● **INPUT**
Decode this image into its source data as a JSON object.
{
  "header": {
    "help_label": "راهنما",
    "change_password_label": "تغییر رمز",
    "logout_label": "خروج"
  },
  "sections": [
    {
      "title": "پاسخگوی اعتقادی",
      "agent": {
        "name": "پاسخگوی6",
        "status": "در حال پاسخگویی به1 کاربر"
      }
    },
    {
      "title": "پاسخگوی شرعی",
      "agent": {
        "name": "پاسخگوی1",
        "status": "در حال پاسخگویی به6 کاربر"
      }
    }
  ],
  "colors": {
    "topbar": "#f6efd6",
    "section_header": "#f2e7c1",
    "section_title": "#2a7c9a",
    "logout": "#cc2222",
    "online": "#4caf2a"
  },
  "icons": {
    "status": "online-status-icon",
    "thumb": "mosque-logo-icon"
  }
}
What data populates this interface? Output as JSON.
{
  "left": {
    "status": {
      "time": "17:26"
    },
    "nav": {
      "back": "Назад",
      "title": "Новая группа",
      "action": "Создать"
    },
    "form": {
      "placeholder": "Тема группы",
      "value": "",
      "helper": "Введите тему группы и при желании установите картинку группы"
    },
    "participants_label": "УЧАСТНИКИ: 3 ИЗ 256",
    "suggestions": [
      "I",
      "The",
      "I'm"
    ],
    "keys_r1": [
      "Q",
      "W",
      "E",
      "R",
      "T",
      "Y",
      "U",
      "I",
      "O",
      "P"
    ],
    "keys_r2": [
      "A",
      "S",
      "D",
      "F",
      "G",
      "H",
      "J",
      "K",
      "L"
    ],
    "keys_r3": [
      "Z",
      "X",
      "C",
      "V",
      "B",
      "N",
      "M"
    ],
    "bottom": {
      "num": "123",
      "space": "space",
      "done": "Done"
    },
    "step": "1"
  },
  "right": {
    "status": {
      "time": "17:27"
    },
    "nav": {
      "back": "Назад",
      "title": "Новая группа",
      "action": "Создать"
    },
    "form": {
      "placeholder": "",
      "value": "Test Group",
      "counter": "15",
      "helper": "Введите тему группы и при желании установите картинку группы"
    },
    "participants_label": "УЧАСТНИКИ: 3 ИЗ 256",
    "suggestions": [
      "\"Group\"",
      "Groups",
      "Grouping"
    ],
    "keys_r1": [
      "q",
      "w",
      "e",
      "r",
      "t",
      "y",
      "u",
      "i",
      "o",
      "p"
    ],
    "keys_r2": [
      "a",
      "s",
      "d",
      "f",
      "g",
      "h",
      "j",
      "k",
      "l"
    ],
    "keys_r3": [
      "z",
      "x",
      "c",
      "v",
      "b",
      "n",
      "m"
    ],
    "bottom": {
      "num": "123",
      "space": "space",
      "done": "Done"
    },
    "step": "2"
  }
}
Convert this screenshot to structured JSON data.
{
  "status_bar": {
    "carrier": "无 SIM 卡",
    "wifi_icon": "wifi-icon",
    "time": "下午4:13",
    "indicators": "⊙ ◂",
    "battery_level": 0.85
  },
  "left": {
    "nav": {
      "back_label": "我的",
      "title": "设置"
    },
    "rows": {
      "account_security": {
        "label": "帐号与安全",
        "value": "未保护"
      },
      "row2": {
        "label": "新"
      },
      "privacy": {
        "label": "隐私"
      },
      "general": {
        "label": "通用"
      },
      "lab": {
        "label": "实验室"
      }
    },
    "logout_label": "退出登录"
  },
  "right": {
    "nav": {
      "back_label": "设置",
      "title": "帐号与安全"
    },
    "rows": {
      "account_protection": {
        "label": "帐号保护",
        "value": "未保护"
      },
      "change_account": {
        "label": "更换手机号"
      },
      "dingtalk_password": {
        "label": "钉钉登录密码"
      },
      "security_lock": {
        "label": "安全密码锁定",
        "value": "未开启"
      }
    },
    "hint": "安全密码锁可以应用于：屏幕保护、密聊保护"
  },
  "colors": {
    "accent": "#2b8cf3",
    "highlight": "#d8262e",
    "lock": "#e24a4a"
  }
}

● **TASK INSTRUCTIONS**
Copy the material above back out, exactly as written.

● **SOLUTION TO THE PROBLEM**
Decode this image into its source data as a JSON object.
{
  "header": {
    "help_label": "راهنما",
    "change_password_label": "تغییر رمز",
    "logout_label": "خروج"
  },
  "sections": [
    {
      "title": "پاسخگوی اعتقادی",
      "agent": {
        "name": "پاسخگوی6",
        "status": "در حال پاسخگویی به1 کاربر"
      }
    },
    {
      "title": "پاسخگوی شرعی",
      "agent": {
        "name": "پاسخگوی1",
        "status": "در حال پاسخگویی به6 کاربر"
      }
    }
  ],
  "colors": {
    "topbar": "#f6efd6",
    "section_header": "#f2e7c1",
    "section_title": "#2a7c9a",
    "logout": "#cc2222",
    "online": "#4caf2a"
  },
  "icons": {
    "status": "online-status-icon",
    "thumb": "mosque-logo-icon"
  }
}
What data populates this interface? Output as JSON.
{
  "left": {
    "status": {
      "time": "17:26"
    },
    "nav": {
      "back": "Назад",
      "title": "Новая группа",
      "action": "Создать"
    },
    "form": {
      "placeholder": "Тема группы",
      "value": "",
      "helper": "Введите тему группы и при желании установите картинку группы"
    },
    "participants_label": "УЧАСТНИКИ: 3 ИЗ 256",
    "suggestions": [
      "I",
      "The",
      "I'm"
    ],
    "keys_r1": [
      "Q",
      "W",
      "E",
      "R",
      "T",
      "Y",
      "U",
      "I",
      "O",
      "P"
    ],
    "keys_r2": [
      "A",
      "S",
      "D",
      "F",
      "G",
      "H",
      "J",
      "K",
      "L"
    ],
    "keys_r3": [
      "Z",
      "X",
      "C",
      "V",
      "B",
      "N",
      "M"
    ],
    "bottom": {
      "num": "123",
      "space": "space",
      "done": "Done"
    },
    "step": "1"
  },
  "right": {
    "status": {
      "time": "17:27"
    },
    "nav": {
      "back": "Назад",
      "title": "Новая группа",
      "action": "Создать"
    },
    "form": {
      "placeholder": "",
      "value": "Test Group",
      "counter": "15",
      "helper": "Введите тему группы и при желании установите картинку группы"
    },
    "participants_label": "УЧАСТНИКИ: 3 ИЗ 256",
    "suggestions": [
      "\"Group\"",
      "Groups",
      "Grouping"
    ],
    "keys_r1": [
      "q",
      "w",
      "e",
      "r",
      "t",
      "y",
      "u",
      "i",
      "o",
      "p"
    ],
    "keys_r2": [
      "a",
      "s",
      "d",
      "f",
      "g",
      "h",
      "j",
      "k",
      "l"
    ],
    "keys_r3": [
      "z",
      "x",
      "c",
      "v",
      "b",
      "n",
      "m"
    ],
    "bottom": {
      "num": "123",
      "space": "space",
      "done": "Done"
    },
    "step": "2"
  }
}
Convert this screenshot to structured JSON data.
{
  "status_bar": {
    "carrier": "无 SIM 卡",
    "wifi_icon": "wifi-icon",
    "time": "下午4:13",
    "indicators": "⊙ ◂",
    "battery_level": 0.85
  },
  "left": {
    "nav": {
      "back_label": "我的",
      "title": "设置"
    },
    "rows": {
      "account_security": {
        "label": "帐号与安全",
        "value": "未保护"
      },
      "row2": {
        "label": "新"
      },
      "privacy": {
        "label": "隐私"
      },
      "general": {
        "label": "通用"
      },
      "lab": {
        "label": "实验室"
      }
    },
    "logout_label": "退出登录"
  },
  "right": {
    "nav": {
      "back_label": "设置",
      "title": "帐号与安全"
    },
    "rows": {
      "account_protection": {
        "label": "帐号保护",
        "value": "未保护"
      },
      "change_account": {
        "label": "更换手机号"
      },
      "dingtalk_password": {
        "label": "钉钉登录密码"
      },
      "security_lock": {
        "label": "安全密码锁定",
        "value": "未开启"
      }
    },
    "hint": "安全密码锁可以应用于：屏幕保护、密聊保护"
  },
  "colors": {
    "accent": "#2b8cf3",
    "highlight": "#d8262e",
    "lock": "#e24a4a"
  }
}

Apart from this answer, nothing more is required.